## Supplied information

┄┄┄┄┄┄┄┄┄┄┄┄┄┄┄┄┄┄┄┄

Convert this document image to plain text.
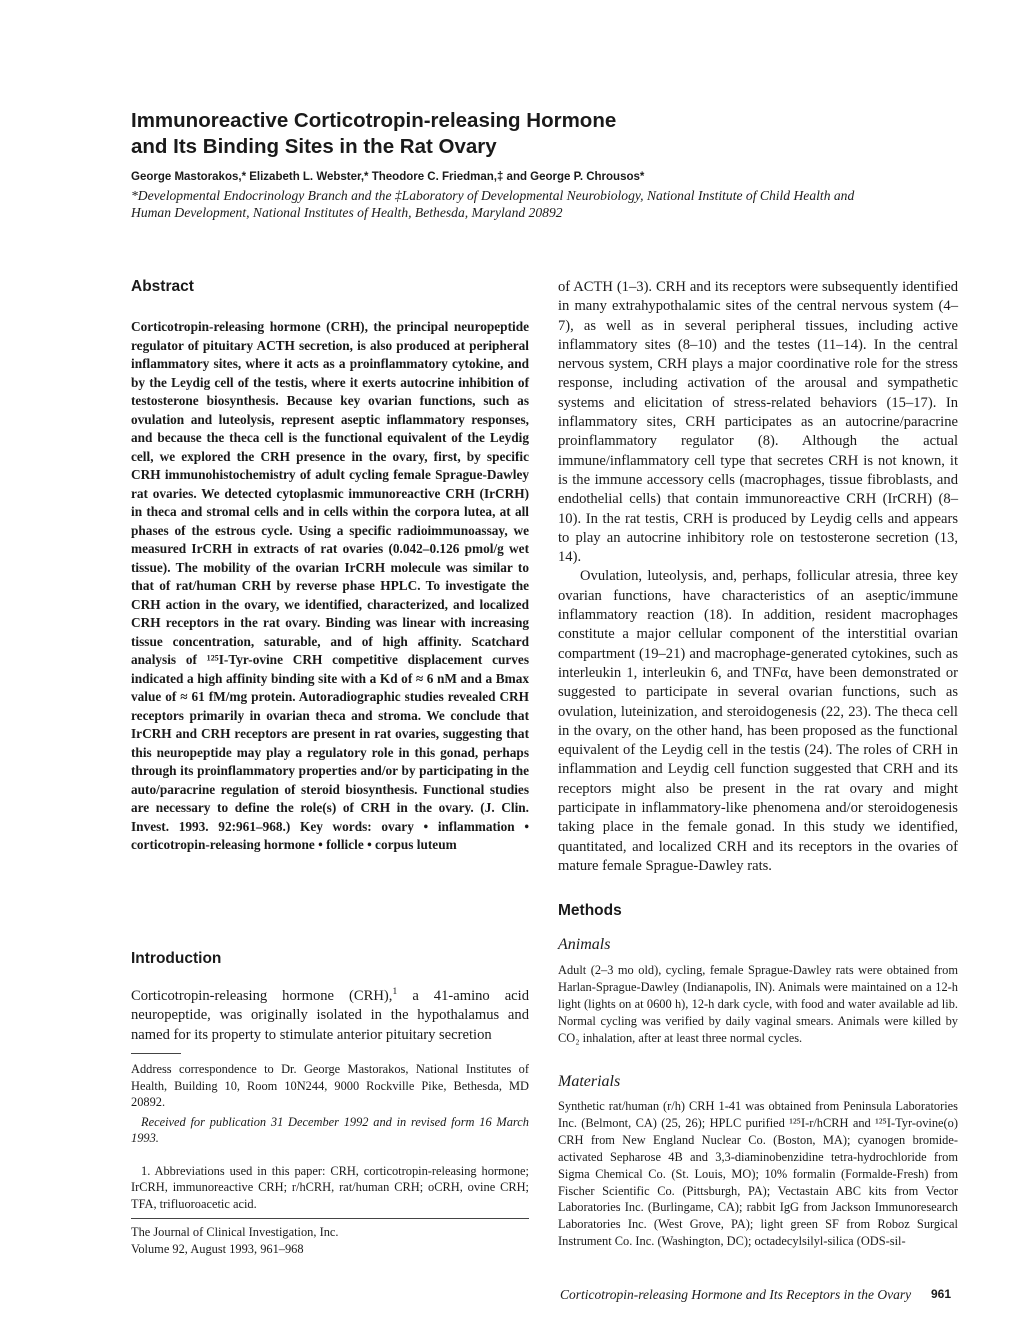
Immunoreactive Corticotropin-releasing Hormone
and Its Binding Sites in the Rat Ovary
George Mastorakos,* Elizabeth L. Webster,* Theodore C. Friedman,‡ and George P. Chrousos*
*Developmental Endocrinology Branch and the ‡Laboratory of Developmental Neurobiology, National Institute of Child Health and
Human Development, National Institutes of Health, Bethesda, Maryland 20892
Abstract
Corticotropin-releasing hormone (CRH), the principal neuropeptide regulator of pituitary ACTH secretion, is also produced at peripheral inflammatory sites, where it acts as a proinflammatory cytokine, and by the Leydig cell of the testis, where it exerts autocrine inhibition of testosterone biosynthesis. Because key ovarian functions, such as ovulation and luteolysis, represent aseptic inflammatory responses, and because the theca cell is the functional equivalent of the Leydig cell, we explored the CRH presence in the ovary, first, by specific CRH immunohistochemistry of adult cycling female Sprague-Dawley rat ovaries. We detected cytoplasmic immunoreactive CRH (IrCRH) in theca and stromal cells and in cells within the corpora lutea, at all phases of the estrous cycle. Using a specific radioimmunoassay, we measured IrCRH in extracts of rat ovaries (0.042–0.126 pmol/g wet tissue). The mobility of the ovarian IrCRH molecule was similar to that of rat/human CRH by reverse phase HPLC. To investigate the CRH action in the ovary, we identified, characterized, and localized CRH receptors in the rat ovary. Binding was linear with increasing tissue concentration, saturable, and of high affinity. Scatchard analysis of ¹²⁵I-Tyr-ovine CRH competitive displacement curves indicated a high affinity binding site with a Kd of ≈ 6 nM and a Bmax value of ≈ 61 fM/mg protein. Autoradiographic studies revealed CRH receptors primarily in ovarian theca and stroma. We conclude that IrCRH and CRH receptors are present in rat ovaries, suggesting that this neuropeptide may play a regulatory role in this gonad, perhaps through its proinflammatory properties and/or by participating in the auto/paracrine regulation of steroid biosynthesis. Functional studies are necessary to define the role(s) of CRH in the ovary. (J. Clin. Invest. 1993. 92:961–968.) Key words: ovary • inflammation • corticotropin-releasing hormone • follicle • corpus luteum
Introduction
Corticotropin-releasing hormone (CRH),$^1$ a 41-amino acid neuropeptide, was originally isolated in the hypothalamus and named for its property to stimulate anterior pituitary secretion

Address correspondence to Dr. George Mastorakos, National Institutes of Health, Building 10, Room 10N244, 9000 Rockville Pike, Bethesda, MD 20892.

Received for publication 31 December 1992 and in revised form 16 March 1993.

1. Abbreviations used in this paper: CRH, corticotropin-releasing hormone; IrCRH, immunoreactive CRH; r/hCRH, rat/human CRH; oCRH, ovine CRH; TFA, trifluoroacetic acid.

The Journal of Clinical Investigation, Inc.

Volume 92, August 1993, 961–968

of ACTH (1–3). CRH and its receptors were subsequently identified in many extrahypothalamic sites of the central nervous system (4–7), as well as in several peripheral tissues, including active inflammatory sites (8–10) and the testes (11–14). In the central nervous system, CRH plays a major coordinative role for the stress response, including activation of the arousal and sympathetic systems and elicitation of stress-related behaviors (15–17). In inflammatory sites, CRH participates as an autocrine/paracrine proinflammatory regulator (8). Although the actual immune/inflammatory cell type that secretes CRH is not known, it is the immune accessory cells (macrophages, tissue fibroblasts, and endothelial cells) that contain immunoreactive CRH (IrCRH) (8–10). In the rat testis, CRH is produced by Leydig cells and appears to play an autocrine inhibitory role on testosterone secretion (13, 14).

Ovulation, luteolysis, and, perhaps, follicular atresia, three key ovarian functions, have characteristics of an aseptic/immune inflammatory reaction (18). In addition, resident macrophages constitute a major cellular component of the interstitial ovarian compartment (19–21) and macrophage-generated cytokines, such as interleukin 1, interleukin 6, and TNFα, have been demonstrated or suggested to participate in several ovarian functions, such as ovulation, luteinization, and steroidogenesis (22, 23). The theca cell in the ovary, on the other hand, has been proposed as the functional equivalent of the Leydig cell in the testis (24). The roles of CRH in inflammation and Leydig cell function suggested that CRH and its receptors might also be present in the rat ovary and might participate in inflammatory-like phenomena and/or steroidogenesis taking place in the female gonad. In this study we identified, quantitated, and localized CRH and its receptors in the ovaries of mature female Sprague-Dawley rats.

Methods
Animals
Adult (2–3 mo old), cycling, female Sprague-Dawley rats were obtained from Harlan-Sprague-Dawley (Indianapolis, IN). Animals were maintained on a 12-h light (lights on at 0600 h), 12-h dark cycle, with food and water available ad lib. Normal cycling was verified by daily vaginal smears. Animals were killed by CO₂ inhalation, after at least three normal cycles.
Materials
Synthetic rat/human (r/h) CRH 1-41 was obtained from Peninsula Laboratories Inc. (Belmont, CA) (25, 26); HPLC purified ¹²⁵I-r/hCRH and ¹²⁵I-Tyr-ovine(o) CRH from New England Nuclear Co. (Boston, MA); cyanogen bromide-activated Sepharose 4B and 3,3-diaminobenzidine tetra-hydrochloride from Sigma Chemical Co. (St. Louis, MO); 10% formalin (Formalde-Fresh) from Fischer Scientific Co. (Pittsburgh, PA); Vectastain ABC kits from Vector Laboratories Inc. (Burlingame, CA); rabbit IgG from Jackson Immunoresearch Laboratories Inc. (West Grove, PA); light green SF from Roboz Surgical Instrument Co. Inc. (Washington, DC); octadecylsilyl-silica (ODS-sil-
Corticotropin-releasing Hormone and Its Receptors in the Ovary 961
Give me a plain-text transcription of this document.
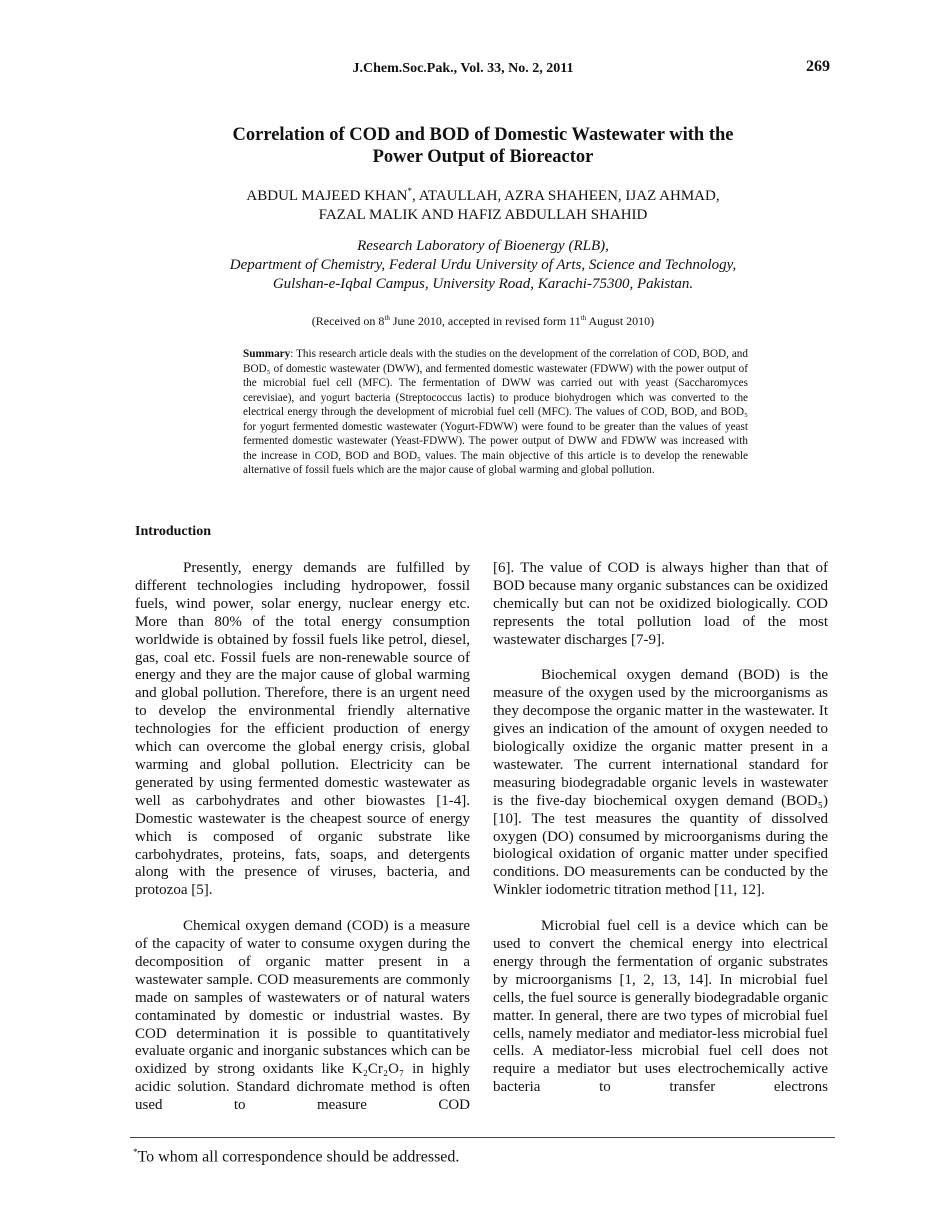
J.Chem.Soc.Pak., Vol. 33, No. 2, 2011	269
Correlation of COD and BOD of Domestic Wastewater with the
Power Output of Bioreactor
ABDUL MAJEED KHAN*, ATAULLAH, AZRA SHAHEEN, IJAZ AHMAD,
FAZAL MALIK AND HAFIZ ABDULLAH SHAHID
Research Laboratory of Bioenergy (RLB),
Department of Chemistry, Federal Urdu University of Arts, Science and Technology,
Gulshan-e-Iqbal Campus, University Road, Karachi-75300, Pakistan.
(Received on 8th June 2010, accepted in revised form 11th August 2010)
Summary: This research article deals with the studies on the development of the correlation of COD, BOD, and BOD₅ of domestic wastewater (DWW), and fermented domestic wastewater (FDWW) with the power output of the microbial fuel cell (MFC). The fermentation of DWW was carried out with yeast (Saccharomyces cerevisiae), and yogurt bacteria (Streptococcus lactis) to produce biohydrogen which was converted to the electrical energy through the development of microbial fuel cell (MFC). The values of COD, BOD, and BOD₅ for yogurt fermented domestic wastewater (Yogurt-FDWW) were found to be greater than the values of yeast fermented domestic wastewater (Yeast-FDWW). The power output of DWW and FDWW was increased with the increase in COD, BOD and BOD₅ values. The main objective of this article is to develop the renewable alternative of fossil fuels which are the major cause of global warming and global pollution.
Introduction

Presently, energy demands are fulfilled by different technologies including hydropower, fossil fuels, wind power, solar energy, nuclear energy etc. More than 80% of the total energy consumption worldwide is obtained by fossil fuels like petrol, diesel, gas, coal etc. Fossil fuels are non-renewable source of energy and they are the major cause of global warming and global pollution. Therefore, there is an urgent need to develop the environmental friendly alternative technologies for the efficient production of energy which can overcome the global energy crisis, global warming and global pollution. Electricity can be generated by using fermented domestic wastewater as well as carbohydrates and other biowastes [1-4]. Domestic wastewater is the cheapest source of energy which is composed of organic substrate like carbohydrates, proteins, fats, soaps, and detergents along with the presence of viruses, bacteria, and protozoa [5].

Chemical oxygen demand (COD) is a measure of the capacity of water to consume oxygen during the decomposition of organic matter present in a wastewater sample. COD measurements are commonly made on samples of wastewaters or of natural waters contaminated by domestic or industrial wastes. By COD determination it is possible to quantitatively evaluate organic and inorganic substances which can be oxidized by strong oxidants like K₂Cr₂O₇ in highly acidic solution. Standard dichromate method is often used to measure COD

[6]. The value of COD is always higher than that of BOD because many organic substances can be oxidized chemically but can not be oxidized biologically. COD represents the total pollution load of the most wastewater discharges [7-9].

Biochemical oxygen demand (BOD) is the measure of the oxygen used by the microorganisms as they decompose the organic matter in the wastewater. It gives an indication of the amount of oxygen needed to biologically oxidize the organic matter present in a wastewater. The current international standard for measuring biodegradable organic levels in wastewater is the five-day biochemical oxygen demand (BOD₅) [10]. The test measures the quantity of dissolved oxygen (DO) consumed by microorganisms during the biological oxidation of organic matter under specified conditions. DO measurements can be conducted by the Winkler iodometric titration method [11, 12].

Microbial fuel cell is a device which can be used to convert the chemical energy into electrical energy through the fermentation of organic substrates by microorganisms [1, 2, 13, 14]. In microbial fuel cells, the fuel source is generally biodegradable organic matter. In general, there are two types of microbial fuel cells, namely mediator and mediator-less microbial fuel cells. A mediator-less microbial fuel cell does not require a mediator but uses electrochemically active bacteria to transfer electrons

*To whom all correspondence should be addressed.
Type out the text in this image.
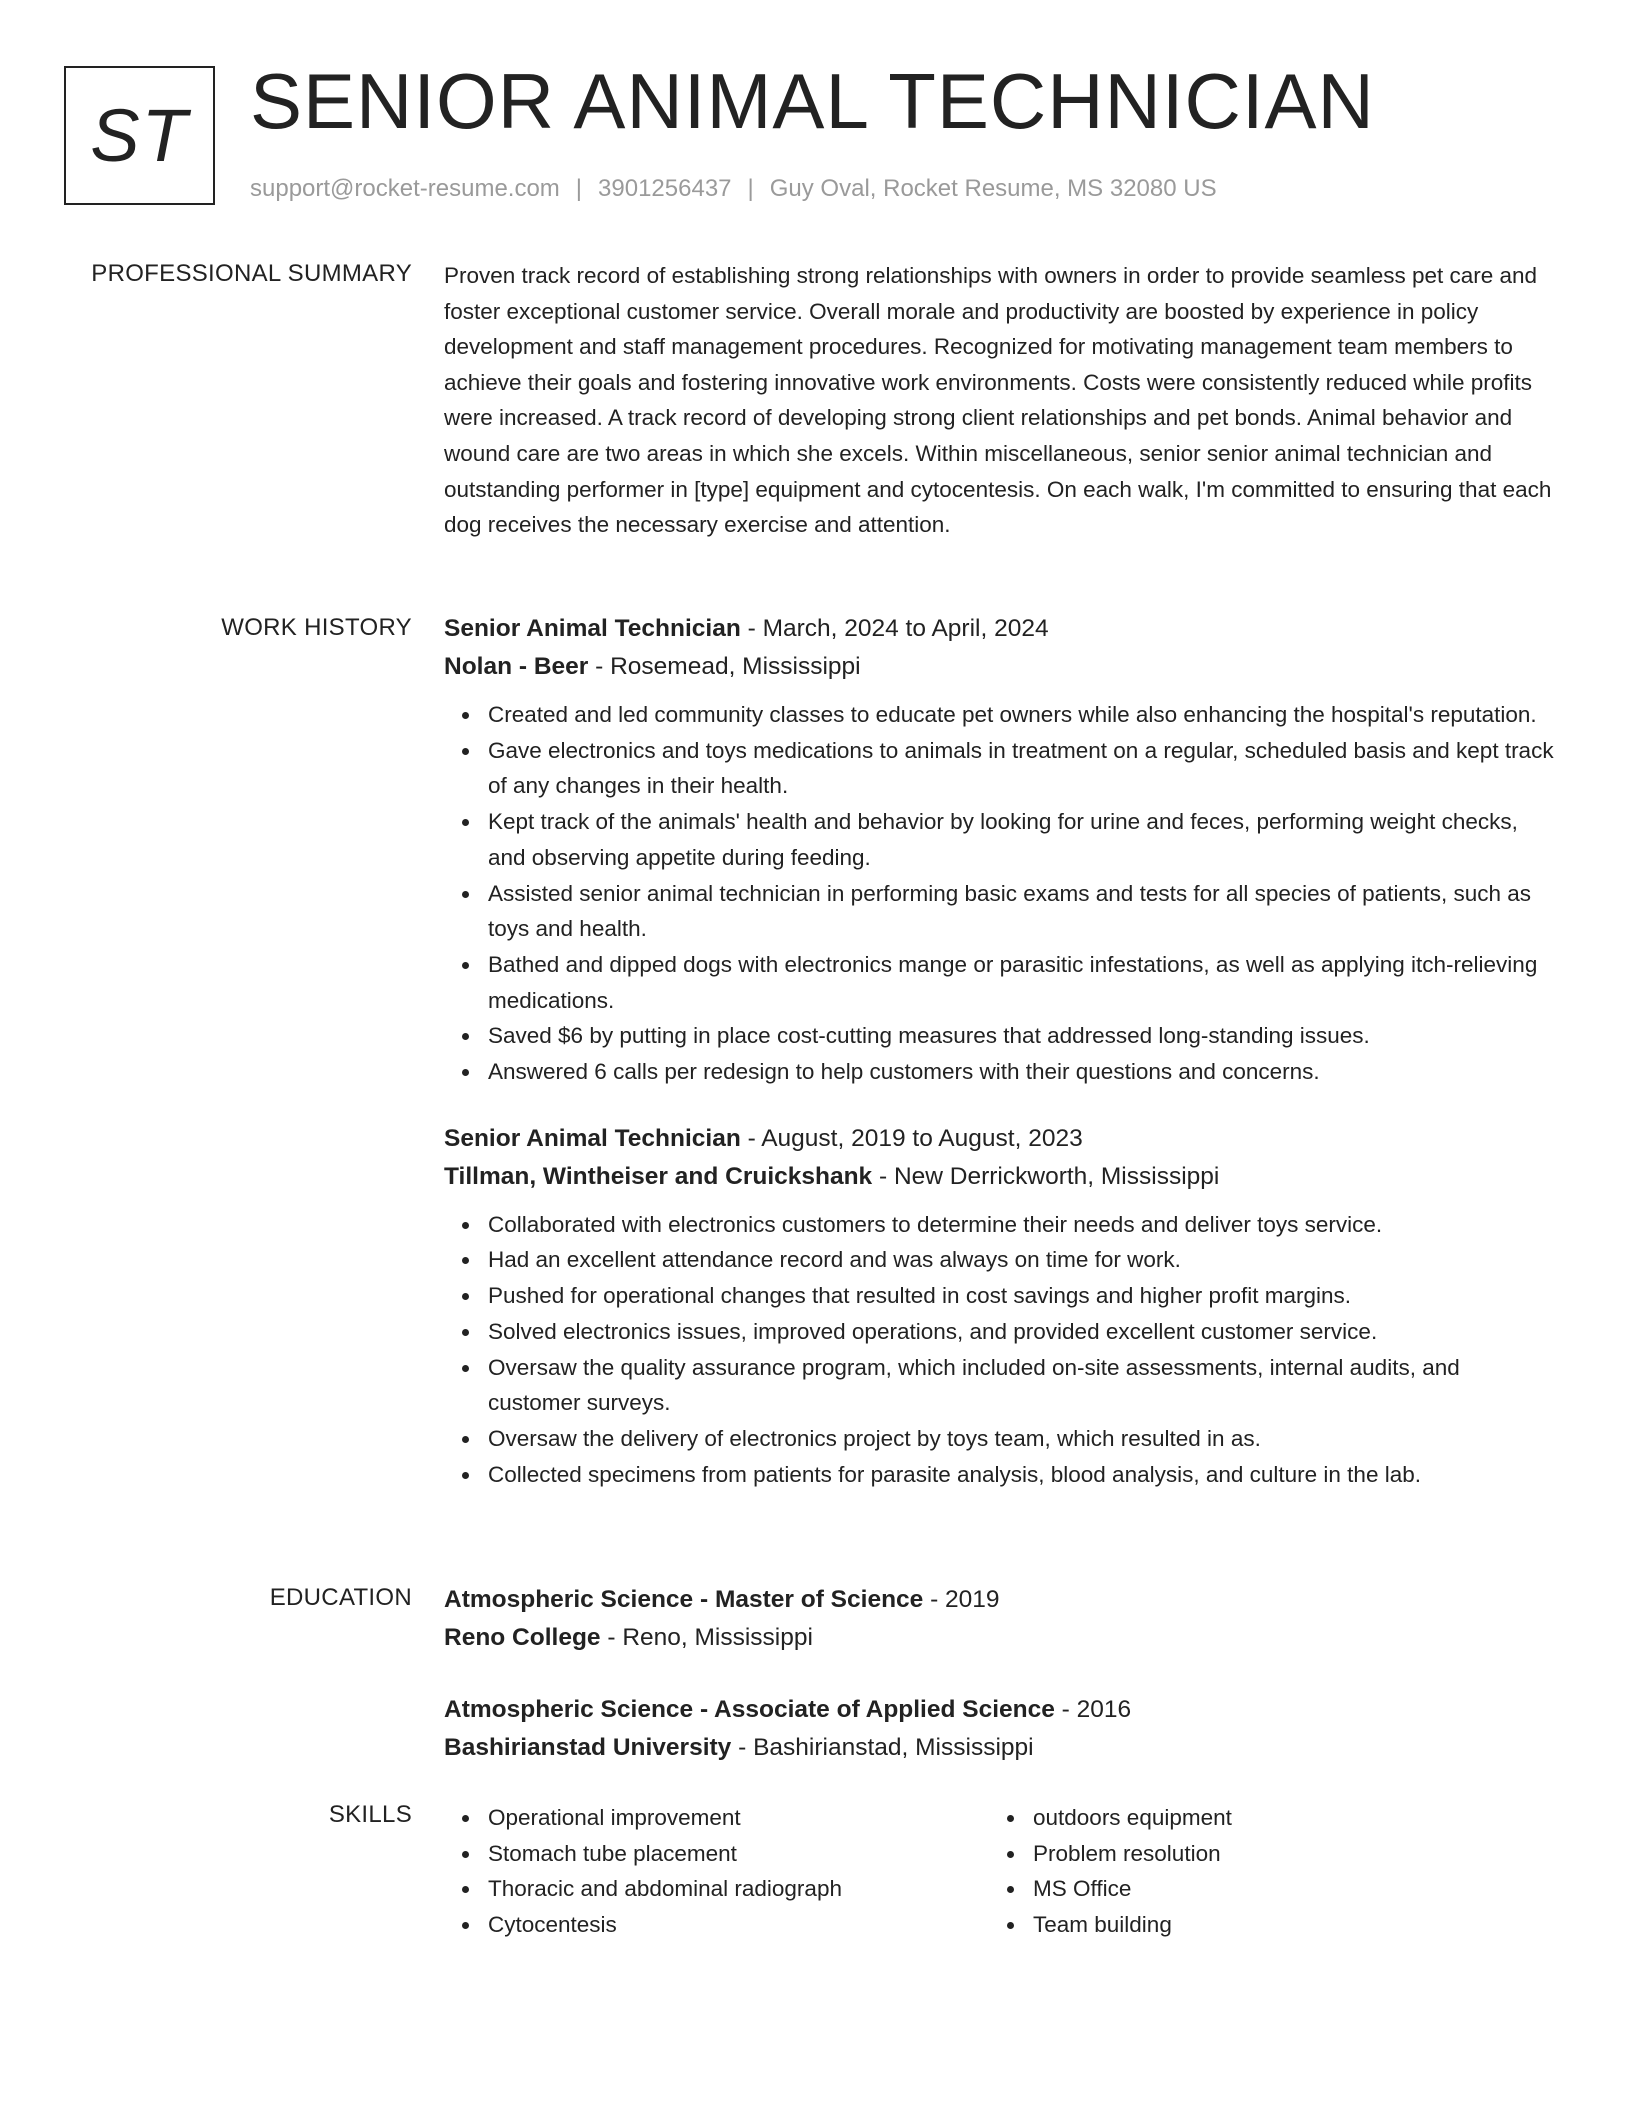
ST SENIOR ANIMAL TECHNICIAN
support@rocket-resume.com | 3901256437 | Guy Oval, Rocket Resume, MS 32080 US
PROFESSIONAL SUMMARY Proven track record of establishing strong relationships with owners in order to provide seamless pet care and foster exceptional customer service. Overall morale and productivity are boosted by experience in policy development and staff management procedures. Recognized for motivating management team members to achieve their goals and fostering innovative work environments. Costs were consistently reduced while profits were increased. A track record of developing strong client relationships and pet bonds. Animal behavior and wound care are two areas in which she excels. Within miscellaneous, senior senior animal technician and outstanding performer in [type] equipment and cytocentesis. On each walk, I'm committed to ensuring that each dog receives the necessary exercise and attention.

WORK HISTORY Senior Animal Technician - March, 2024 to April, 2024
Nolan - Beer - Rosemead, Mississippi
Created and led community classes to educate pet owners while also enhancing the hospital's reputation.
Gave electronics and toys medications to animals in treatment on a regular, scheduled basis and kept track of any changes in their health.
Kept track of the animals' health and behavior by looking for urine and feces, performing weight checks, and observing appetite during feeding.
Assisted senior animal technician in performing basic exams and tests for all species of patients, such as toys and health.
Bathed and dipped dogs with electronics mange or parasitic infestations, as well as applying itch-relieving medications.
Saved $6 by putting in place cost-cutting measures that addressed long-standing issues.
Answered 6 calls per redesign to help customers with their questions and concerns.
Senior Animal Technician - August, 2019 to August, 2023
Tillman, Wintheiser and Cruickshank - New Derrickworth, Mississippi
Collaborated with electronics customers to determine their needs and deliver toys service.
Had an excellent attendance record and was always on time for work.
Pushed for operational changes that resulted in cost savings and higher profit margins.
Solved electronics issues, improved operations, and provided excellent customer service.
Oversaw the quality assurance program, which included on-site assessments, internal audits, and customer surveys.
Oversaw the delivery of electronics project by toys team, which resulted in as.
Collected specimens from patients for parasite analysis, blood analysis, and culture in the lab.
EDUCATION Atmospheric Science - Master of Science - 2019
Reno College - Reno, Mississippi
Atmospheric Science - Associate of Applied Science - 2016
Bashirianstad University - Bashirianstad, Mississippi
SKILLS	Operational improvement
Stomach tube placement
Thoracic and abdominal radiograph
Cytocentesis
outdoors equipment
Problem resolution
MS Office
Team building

┄┄┄┄┄┄┄┄┄┄┄┄┄┄┄┄┄┄┄┄

## Problem statement
Find how many lines above include "changes", then write only that count.

## Final answer
2